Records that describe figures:
## begin

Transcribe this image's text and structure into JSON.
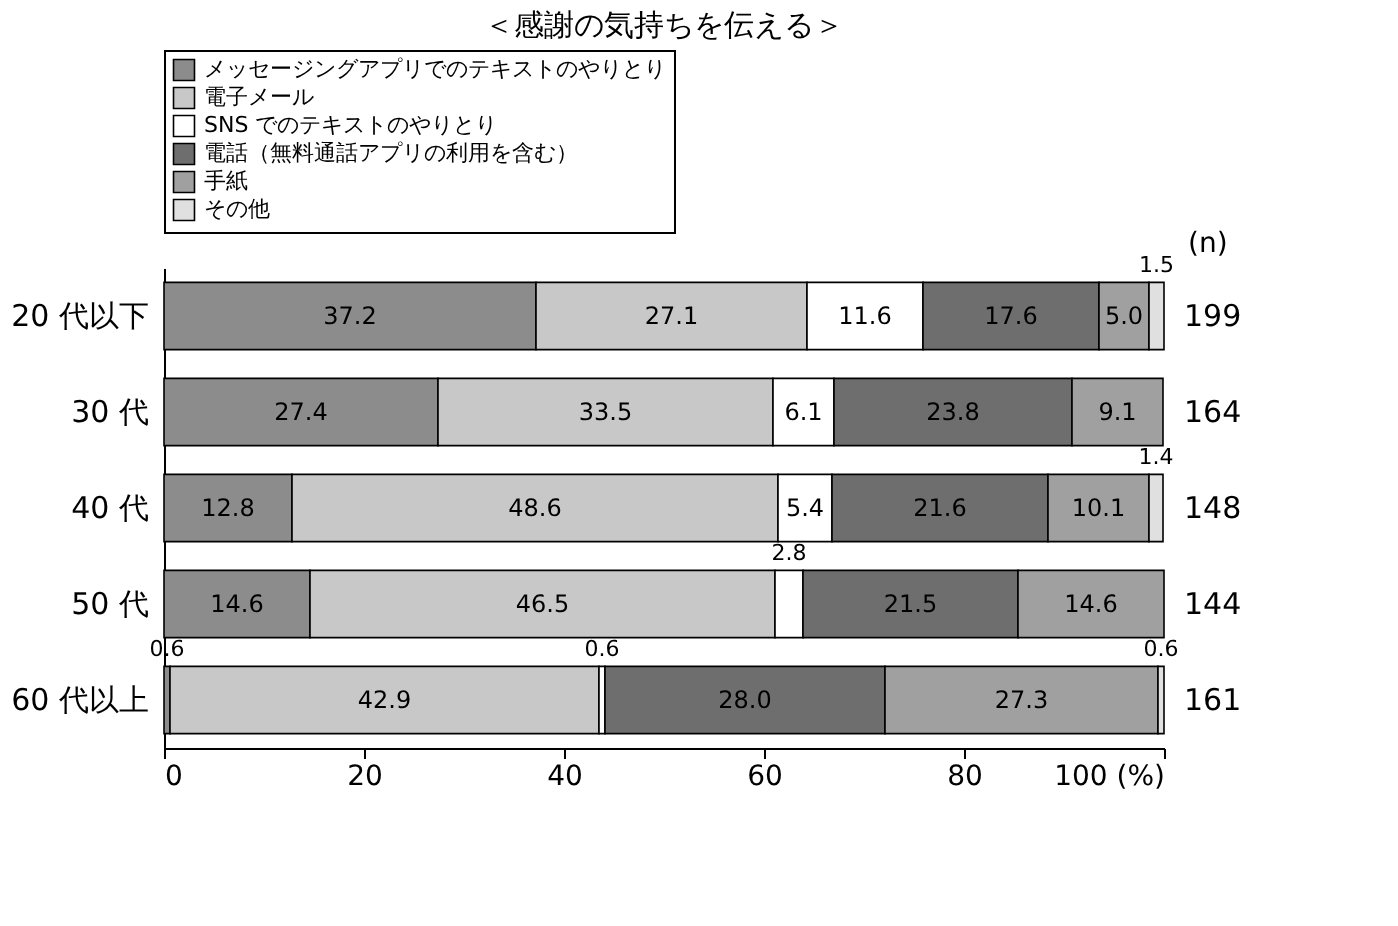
{
  "chart_data": {
    "type": "bar",
    "orientation": "horizontal",
    "stacked": true,
    "title": "＜感謝の気持ちを伝える＞",
    "categories": [
      "20 代以下",
      "30 代",
      "40 代",
      "50 代",
      "60 代以上"
    ],
    "series": [
      {
        "name": "メッセージングアプリでのテキストのやりとり",
        "color": "#8c8c8c",
        "values": [
          37.2,
          27.4,
          12.8,
          14.6,
          0.6
        ],
        "value_labels": [
          "37.2",
          "27.4",
          "12.8",
          "14.6",
          "0.6"
        ]
      },
      {
        "name": "電子メール",
        "color": "#c8c8c8",
        "values": [
          27.1,
          33.5,
          48.6,
          46.5,
          42.9
        ],
        "value_labels": [
          "27.1",
          "33.5",
          "48.6",
          "46.5",
          "42.9"
        ]
      },
      {
        "name": "SNS でのテキストのやりとり",
        "color": "#ffffff",
        "values": [
          11.6,
          6.1,
          5.4,
          2.8,
          0.6
        ],
        "value_labels": [
          "11.6",
          "6.1",
          "5.4",
          "2.8",
          "0.6"
        ]
      },
      {
        "name": "電話（無料通話アプリの利用を含む）",
        "color": "#6e6e6e",
        "values": [
          17.6,
          23.8,
          21.6,
          21.5,
          28.0
        ],
        "value_labels": [
          "17.6",
          "23.8",
          "21.6",
          "21.5",
          "28.0"
        ]
      },
      {
        "name": "手紙",
        "color": "#a0a0a0",
        "values": [
          5.0,
          9.1,
          10.1,
          14.6,
          27.3
        ],
        "value_labels": [
          "5.0",
          "9.1",
          "10.1",
          "14.6",
          "27.3"
        ]
      },
      {
        "name": "その他",
        "color": "#e0e0e0",
        "values": [
          1.5,
          null,
          1.4,
          null,
          0.6
        ],
        "value_labels": [
          "1.5",
          null,
          "1.4",
          null,
          "0.6"
        ]
      }
    ],
    "xlim": [
      0,
      100
    ],
    "xticks": [
      0,
      20,
      40,
      60,
      80,
      {
        "value": 100,
        "label": "100 (%)"
      }
    ],
    "grid": false,
    "legend": "top",
    "annotations": [
      "(n)",
      "199",
      "164",
      "148",
      "144",
      "161"
    ]
  }
}
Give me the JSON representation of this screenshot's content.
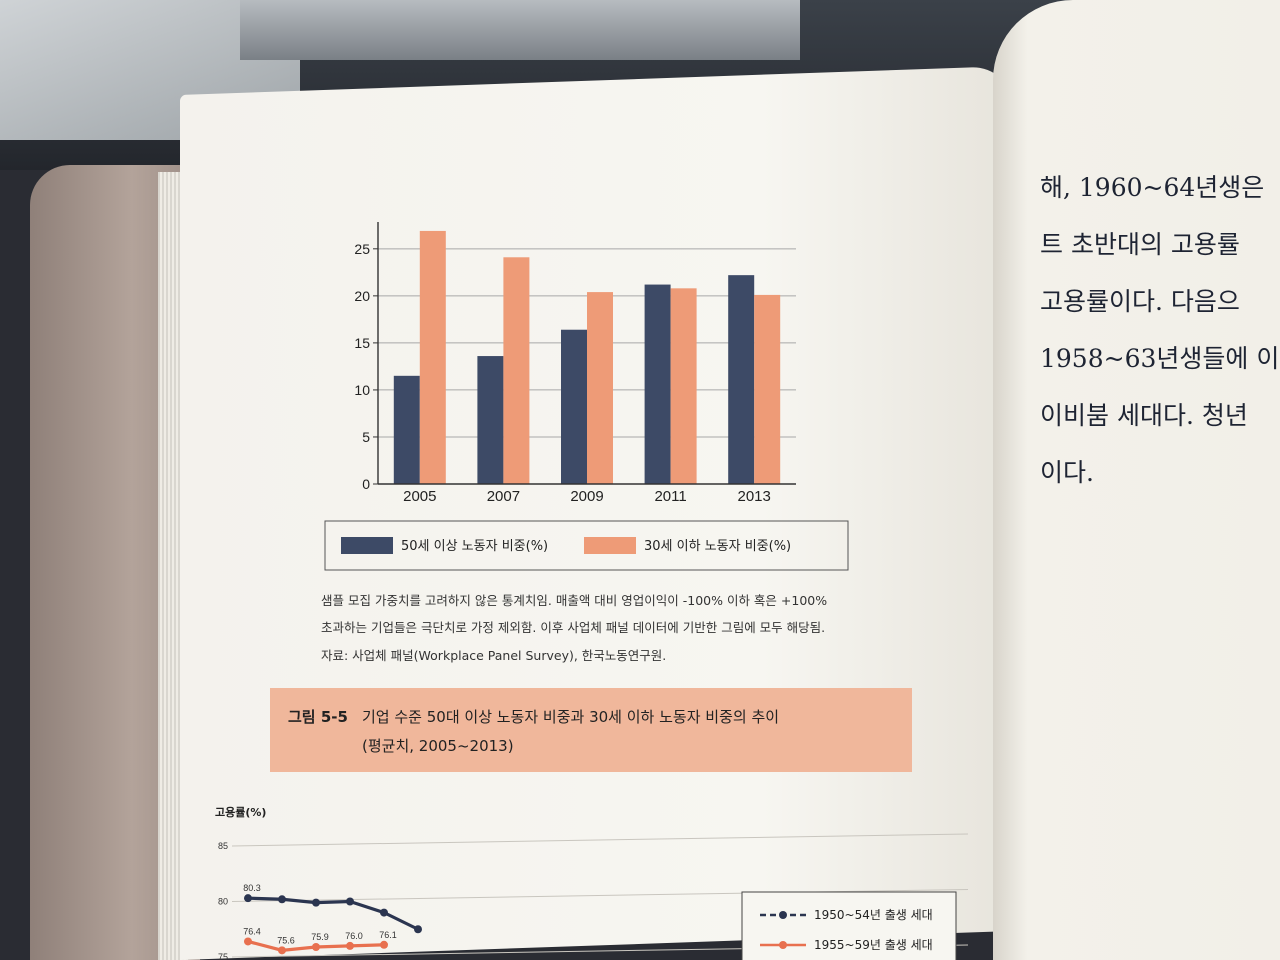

## end

§ **GIVEN PROBLEM**
Make a verbatim copy of all the entries and strip out the pictures.

§ **REPLY**
Transcribe this image's text and structure into JSON.
{
  "chart_data": {
    "type": "bar",
    "orientation": "horizontal",
    "stacked": true,
    "title": "＜感謝の気持ちを伝える＞",
    "categories": [
      "20 代以下",
      "30 代",
      "40 代",
      "50 代",
      "60 代以上"
    ],
    "series": [
      {
        "name": "メッセージングアプリでのテキストのやりとり",
        "color": "#8c8c8c",
        "values": [
          37.2,
          27.4,
          12.8,
          14.6,
          0.6
        ],
        "value_labels": [
          "37.2",
          "27.4",
          "12.8",
          "14.6",
          "0.6"
        ]
      },
      {
        "name": "電子メール",
        "color": "#c8c8c8",
        "values": [
          27.1,
          33.5,
          48.6,
          46.5,
          42.9
        ],
        "value_labels": [
          "27.1",
          "33.5",
          "48.6",
          "46.5",
          "42.9"
        ]
      },
      {
        "name": "SNS でのテキストのやりとり",
        "color": "#ffffff",
        "values": [
          11.6,
          6.1,
          5.4,
          2.8,
          0.6
        ],
        "value_labels": [
          "11.6",
          "6.1",
          "5.4",
          "2.8",
          "0.6"
        ]
      },
      {
        "name": "電話（無料通話アプリの利用を含む）",
        "color": "#6e6e6e",
        "values": [
          17.6,
          23.8,
          21.6,
          21.5,
          28.0
        ],
        "value_labels": [
          "17.6",
          "23.8",
          "21.6",
          "21.5",
          "28.0"
        ]
      },
      {
        "name": "手紙",
        "color": "#a0a0a0",
        "values": [
          5.0,
          9.1,
          10.1,
          14.6,
          27.3
        ],
        "value_labels": [
          "5.0",
          "9.1",
          "10.1",
          "14.6",
          "27.3"
        ]
      },
      {
        "name": "その他",
        "color": "#e0e0e0",
        "values": [
          1.5,
          null,
          1.4,
          null,
          0.6
        ],
        "value_labels": [
          "1.5",
          null,
          "1.4",
          null,
          "0.6"
        ]
      }
    ],
    "xlim": [
      0,
      100
    ],
    "xticks": [
      0,
      20,
      40,
      60,
      80,
      {
        "value": 100,
        "label": "100 (%)"
      }
    ],
    "grid": false,
    "legend": "top",
    "annotations": [
      "(n)",
      "199",
      "164",
      "148",
      "144",
      "161"
    ]
  }
}
Give me the JSON representation of this screenshot's content.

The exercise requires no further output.